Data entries
"""

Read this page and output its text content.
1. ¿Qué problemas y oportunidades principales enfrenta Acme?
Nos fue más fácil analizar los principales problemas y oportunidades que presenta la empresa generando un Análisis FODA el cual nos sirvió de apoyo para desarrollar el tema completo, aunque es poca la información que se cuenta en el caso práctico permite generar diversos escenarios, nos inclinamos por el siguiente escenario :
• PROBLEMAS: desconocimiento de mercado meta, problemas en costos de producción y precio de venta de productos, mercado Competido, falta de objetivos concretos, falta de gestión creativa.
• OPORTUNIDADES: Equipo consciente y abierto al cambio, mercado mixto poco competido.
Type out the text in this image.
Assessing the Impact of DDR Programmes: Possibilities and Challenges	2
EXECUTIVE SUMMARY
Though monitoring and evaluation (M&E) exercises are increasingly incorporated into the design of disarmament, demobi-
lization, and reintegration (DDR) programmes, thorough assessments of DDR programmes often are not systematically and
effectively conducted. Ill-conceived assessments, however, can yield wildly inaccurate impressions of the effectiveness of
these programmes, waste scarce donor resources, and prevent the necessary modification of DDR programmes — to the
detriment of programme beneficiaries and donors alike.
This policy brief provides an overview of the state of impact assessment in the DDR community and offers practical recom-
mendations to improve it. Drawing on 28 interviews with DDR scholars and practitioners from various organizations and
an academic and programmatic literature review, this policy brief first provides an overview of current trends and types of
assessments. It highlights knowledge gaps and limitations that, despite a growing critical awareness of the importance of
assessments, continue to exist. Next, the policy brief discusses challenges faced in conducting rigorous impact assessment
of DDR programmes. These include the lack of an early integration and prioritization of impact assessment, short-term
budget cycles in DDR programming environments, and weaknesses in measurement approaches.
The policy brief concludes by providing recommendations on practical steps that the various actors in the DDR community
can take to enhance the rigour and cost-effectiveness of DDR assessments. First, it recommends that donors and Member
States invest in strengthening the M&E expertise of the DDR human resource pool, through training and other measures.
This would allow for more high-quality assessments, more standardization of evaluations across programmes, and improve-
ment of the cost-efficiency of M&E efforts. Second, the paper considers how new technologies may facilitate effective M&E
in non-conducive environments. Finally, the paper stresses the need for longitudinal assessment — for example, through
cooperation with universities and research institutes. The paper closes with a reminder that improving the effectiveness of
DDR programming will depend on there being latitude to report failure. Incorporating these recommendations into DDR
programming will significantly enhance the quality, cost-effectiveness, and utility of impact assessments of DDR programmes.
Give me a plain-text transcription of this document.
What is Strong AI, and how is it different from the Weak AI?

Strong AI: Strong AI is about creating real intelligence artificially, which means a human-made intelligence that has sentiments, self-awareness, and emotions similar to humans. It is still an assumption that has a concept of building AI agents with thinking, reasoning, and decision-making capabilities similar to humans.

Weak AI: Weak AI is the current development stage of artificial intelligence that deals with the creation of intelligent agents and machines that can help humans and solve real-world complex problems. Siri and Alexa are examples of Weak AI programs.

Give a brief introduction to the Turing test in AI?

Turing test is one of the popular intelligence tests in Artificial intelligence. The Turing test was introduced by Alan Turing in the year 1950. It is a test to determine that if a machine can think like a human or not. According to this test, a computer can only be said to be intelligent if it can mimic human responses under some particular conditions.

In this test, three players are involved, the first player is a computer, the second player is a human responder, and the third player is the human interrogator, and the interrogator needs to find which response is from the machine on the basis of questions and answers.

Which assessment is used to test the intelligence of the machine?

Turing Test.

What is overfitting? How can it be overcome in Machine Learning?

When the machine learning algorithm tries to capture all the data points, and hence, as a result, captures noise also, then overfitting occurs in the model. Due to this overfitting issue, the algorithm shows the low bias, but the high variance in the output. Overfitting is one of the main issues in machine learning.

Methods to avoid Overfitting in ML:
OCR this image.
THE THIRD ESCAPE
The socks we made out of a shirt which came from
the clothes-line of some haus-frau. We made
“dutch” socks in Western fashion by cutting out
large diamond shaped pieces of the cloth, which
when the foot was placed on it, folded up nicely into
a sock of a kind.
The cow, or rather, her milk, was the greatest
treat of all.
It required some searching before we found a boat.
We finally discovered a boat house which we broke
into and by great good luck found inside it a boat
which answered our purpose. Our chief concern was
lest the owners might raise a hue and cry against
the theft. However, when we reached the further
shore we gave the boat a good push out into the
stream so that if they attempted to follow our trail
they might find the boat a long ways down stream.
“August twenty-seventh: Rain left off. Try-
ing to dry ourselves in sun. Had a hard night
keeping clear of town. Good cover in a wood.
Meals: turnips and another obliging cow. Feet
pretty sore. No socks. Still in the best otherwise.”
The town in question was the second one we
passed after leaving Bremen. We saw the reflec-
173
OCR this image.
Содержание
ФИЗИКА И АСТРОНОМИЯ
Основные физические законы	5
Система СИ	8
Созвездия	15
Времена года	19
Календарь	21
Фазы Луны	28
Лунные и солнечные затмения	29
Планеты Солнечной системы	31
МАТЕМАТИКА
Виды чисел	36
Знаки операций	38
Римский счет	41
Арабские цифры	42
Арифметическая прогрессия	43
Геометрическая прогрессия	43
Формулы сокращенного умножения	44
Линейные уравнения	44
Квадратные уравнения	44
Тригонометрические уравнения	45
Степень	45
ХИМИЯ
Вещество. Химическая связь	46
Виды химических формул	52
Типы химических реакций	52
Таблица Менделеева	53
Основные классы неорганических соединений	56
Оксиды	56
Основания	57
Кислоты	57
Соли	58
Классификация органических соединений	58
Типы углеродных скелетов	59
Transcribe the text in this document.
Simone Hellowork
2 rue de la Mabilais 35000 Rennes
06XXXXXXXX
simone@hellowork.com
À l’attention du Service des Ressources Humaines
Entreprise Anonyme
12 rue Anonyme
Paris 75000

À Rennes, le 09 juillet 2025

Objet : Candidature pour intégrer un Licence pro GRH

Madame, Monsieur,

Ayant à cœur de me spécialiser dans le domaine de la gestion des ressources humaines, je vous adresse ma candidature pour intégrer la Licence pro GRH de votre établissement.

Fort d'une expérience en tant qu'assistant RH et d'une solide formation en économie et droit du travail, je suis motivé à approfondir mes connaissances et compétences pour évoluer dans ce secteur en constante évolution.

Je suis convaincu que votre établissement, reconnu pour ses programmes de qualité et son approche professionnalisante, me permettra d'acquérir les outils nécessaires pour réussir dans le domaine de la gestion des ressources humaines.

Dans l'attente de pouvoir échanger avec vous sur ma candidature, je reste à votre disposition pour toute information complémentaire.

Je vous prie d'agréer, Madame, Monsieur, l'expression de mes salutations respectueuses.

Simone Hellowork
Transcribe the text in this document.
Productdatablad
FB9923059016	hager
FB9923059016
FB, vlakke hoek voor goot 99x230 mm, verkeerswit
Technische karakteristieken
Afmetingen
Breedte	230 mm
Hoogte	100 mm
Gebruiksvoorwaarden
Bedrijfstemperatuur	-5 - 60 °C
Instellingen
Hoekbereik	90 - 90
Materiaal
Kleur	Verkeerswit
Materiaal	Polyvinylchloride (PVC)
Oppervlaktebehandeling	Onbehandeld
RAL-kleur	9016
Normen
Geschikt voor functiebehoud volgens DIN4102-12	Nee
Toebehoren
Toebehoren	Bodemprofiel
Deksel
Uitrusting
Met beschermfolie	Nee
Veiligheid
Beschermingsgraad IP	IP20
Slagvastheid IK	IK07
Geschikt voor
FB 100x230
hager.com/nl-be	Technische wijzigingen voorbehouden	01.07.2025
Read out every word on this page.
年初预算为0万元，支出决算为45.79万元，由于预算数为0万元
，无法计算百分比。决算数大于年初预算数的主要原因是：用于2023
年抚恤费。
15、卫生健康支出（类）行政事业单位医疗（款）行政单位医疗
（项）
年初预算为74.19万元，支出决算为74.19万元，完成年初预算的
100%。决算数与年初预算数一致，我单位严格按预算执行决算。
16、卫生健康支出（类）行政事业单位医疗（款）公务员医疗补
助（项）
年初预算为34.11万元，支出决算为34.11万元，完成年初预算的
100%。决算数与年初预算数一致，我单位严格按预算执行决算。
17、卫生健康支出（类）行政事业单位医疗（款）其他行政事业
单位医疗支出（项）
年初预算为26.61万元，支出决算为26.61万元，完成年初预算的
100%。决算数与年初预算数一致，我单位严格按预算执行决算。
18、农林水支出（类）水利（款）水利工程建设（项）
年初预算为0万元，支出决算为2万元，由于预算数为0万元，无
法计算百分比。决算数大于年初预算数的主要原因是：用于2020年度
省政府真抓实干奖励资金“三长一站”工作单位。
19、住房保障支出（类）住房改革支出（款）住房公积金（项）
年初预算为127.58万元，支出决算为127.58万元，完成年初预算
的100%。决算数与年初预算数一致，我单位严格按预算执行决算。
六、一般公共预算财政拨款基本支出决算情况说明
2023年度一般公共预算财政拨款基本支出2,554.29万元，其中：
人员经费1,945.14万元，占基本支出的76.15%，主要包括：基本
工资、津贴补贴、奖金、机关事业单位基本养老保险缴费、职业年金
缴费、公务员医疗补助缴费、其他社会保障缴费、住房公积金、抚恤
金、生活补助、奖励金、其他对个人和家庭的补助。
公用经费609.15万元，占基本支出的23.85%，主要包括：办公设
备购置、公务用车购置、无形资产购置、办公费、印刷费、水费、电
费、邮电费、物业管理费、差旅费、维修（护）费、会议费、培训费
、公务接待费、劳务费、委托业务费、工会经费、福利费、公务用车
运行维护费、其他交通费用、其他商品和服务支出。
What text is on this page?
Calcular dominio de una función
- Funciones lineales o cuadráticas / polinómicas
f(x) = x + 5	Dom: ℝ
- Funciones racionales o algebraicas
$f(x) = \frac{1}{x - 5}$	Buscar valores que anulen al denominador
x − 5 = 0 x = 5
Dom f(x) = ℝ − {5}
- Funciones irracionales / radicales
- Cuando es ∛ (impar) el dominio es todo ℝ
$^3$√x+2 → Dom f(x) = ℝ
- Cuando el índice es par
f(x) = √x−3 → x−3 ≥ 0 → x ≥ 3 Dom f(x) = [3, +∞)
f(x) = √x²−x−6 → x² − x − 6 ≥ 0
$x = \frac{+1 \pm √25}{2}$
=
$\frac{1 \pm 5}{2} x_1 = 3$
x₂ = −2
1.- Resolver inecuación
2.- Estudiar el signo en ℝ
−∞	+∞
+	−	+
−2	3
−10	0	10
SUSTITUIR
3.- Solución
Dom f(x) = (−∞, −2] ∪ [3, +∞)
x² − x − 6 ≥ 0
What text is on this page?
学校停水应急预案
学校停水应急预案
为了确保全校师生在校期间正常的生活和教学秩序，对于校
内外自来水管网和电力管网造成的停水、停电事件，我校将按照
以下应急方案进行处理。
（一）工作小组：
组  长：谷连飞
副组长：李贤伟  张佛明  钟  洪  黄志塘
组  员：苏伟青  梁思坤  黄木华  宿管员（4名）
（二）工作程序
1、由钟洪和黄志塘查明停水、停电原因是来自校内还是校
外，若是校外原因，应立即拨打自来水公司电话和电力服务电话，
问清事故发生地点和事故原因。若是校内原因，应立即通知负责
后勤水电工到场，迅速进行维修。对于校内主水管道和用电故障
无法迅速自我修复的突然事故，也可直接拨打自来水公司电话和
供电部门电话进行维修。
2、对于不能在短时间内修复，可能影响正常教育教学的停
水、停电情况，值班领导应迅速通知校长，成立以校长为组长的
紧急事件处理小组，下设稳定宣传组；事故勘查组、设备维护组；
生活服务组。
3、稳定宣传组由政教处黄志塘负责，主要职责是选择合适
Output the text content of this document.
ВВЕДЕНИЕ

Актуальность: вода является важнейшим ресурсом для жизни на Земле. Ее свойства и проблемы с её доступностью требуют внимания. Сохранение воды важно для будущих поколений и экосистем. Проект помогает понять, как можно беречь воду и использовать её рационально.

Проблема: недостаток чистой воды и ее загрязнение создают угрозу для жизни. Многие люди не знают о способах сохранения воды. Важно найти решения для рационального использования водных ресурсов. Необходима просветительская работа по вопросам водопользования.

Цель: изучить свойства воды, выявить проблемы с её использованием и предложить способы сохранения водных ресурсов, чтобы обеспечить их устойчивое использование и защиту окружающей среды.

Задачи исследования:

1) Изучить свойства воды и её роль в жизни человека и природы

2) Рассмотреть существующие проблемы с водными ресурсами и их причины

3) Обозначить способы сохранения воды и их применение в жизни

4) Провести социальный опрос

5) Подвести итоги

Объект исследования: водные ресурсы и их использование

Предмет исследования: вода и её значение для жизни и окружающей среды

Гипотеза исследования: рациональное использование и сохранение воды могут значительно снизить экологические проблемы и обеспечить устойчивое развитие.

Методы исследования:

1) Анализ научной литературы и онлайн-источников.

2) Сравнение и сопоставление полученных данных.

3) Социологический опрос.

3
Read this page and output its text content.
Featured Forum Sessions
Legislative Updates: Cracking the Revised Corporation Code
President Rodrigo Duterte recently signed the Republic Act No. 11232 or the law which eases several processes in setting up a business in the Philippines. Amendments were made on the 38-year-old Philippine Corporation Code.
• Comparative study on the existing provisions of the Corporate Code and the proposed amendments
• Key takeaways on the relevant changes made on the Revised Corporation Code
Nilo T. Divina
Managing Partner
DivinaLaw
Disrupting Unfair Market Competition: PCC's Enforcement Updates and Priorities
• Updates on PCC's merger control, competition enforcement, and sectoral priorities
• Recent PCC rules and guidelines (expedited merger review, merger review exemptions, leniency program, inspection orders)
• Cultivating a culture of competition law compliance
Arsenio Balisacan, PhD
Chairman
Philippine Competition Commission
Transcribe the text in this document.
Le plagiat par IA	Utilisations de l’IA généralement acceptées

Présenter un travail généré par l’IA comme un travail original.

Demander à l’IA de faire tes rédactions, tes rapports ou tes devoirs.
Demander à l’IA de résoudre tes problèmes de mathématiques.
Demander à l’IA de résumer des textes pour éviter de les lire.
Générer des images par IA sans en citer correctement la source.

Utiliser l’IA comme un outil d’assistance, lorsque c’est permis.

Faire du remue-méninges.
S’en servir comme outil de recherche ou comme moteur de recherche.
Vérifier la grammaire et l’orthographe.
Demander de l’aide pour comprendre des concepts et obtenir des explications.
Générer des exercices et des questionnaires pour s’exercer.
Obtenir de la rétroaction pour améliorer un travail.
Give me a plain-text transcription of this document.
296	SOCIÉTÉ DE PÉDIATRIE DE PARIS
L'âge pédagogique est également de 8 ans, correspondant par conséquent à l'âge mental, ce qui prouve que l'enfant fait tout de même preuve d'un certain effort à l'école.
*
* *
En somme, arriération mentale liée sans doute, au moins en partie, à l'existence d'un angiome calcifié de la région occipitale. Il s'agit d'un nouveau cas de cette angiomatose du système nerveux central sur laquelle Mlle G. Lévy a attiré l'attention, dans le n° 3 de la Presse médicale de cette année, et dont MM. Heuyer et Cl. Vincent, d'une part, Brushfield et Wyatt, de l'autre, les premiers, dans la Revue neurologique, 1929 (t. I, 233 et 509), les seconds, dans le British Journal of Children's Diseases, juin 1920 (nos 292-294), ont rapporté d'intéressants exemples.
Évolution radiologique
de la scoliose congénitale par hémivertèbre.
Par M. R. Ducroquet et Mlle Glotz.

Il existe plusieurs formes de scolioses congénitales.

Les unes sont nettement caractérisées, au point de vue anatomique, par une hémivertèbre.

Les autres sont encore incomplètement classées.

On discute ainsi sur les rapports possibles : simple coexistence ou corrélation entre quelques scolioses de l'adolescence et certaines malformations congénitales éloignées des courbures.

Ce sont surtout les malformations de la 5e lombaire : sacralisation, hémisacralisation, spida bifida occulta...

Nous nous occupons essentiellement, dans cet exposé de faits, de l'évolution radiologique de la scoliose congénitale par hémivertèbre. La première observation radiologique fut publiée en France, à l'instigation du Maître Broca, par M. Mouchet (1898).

"""

### [What to work on]
Pull out every line holding "Materiaal" from the records above, and copy it.

### [Reply]
Materiaal
Materiaal	Polyvinylchloride (PVC)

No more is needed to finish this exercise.